• EXERCISE OBJECTIVE
Show only lines that include "ylabel".
————
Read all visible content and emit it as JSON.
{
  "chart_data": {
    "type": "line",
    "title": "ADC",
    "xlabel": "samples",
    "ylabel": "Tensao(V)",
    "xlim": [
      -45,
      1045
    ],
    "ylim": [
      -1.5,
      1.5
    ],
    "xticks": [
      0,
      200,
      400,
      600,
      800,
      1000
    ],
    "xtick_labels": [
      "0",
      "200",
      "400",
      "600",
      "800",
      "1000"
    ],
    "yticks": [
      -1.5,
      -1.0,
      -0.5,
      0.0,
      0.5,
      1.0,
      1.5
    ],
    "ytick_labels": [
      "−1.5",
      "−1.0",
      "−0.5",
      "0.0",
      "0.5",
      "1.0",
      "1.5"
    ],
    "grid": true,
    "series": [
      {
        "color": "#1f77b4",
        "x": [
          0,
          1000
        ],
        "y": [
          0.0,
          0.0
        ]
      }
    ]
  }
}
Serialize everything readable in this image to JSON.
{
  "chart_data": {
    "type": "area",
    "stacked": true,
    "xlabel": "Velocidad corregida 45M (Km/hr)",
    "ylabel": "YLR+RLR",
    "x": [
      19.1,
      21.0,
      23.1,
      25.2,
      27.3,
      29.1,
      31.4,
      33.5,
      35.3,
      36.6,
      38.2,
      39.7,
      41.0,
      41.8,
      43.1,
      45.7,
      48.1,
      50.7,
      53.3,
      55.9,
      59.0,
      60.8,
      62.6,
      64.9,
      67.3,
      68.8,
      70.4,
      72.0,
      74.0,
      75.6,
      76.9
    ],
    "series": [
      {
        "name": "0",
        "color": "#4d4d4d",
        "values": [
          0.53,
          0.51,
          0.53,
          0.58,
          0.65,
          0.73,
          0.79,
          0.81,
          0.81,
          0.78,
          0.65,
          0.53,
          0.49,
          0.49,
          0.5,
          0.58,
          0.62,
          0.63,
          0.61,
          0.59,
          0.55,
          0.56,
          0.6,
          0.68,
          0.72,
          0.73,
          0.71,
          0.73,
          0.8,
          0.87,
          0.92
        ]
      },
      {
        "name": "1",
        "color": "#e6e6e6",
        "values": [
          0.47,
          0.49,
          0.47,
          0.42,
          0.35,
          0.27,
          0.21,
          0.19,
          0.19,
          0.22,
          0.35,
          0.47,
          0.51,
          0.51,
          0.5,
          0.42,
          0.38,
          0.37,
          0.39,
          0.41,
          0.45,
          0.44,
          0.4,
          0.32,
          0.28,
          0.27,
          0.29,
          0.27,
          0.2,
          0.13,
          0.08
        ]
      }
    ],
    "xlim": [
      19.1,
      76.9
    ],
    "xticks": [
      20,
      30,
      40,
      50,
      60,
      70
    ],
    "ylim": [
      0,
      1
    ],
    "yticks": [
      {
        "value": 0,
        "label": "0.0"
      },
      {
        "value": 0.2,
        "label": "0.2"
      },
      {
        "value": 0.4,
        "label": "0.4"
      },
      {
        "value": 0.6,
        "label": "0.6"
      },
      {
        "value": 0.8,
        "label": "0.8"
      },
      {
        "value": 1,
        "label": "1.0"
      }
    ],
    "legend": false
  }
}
————
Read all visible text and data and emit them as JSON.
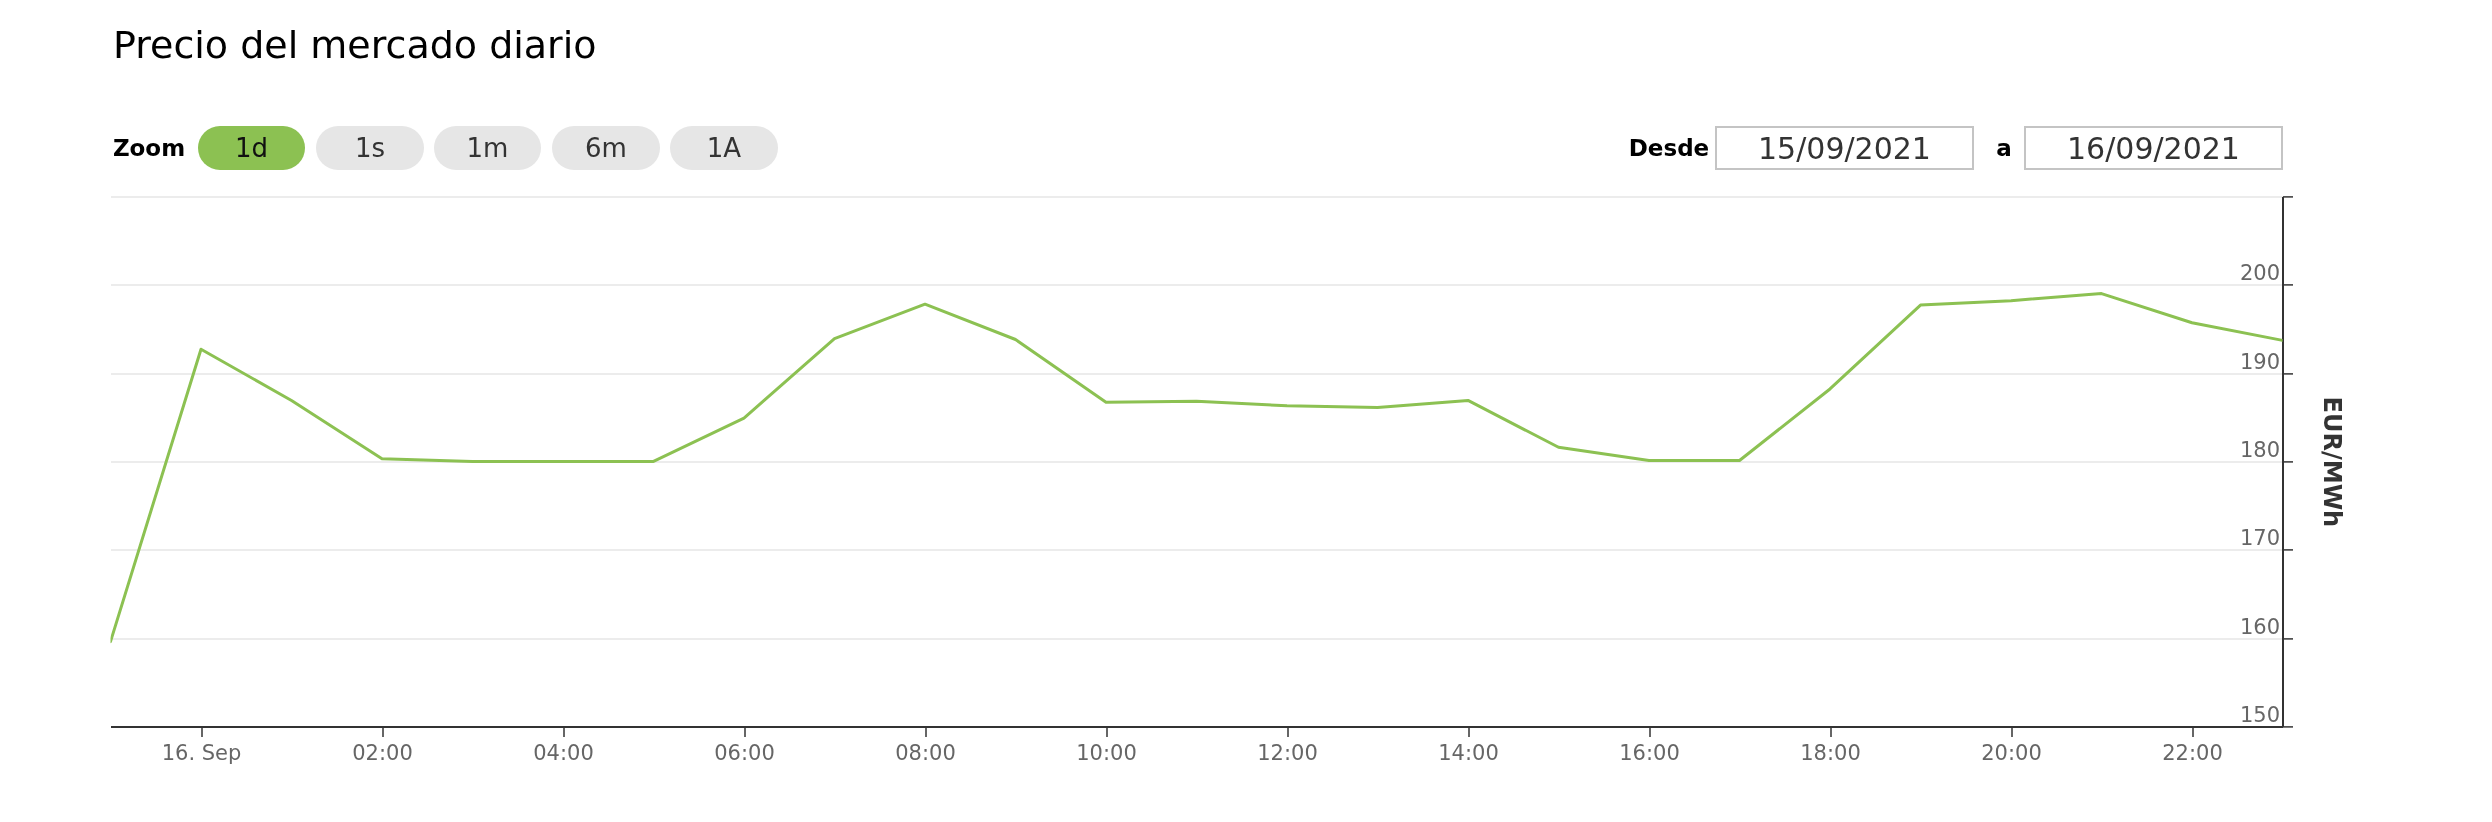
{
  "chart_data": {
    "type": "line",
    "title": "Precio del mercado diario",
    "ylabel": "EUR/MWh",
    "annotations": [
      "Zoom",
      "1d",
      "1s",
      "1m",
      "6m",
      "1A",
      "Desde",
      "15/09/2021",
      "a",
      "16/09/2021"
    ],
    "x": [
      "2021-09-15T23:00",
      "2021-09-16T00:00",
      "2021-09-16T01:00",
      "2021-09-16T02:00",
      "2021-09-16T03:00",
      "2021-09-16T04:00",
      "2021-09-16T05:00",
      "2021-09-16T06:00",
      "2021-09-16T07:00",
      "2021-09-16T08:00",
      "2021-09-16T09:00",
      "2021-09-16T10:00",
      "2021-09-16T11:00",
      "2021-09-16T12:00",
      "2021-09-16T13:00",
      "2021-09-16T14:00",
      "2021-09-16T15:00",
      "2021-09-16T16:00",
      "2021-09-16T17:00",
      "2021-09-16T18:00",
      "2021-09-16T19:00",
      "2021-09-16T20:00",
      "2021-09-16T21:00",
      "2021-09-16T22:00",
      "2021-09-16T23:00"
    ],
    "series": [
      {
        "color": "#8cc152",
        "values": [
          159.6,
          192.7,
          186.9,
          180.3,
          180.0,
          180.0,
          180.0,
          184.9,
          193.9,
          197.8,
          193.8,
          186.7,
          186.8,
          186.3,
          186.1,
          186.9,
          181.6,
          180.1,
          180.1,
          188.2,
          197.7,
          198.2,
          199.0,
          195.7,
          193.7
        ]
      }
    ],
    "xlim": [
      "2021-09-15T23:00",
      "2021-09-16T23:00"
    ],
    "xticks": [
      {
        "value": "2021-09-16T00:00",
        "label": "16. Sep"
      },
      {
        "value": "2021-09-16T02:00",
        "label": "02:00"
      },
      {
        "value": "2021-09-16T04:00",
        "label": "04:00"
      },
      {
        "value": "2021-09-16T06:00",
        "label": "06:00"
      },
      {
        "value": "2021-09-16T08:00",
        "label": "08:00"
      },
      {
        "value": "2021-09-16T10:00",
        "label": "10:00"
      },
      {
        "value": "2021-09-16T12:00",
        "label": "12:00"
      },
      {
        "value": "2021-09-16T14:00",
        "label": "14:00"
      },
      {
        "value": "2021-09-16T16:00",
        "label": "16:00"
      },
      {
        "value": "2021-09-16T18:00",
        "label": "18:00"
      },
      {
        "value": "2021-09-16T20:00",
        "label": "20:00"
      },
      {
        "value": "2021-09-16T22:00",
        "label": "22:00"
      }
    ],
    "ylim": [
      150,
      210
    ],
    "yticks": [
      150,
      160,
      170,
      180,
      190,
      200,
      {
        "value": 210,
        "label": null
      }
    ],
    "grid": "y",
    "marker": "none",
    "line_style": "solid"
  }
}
————
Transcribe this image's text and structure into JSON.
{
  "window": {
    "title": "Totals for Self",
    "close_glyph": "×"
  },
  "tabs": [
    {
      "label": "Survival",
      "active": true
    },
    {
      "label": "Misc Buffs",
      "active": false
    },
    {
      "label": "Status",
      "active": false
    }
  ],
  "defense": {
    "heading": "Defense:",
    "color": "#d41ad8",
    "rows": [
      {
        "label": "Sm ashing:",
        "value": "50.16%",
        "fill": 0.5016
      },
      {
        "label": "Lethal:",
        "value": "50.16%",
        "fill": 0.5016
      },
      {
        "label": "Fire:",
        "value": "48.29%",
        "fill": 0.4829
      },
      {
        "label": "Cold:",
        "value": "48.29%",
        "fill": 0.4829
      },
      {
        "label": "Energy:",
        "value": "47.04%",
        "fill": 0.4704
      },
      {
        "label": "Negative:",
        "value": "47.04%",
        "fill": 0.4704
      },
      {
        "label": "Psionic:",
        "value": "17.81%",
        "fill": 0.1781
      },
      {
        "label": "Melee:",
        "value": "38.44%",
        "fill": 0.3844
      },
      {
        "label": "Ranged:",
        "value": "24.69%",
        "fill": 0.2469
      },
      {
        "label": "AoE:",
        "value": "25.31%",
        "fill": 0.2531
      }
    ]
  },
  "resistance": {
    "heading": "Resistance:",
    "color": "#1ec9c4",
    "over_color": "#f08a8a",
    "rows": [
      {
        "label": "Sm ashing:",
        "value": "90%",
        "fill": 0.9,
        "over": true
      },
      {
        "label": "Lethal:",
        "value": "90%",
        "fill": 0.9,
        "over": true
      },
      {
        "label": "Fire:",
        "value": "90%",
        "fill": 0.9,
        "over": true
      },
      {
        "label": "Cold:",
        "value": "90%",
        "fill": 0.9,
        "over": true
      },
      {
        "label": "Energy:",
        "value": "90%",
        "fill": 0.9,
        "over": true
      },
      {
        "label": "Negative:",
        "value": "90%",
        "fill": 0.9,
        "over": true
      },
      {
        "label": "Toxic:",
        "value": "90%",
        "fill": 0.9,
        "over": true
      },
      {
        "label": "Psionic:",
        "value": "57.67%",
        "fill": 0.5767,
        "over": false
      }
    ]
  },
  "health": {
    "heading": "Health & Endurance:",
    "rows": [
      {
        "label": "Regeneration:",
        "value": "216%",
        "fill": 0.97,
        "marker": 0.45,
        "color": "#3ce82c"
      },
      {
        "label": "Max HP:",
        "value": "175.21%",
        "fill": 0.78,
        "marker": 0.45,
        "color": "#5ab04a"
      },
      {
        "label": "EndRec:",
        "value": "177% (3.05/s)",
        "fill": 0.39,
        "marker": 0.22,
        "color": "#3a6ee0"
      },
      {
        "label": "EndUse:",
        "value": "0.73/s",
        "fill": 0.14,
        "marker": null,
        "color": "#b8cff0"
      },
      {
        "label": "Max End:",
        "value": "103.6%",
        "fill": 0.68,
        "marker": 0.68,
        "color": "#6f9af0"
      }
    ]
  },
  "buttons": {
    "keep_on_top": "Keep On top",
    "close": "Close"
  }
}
————
• RESULT OF THE TASK
    "ylabel": "Tensao(V)",
    "ylabel": "YLR+RLR",
    "ylabel": "EUR/MWh",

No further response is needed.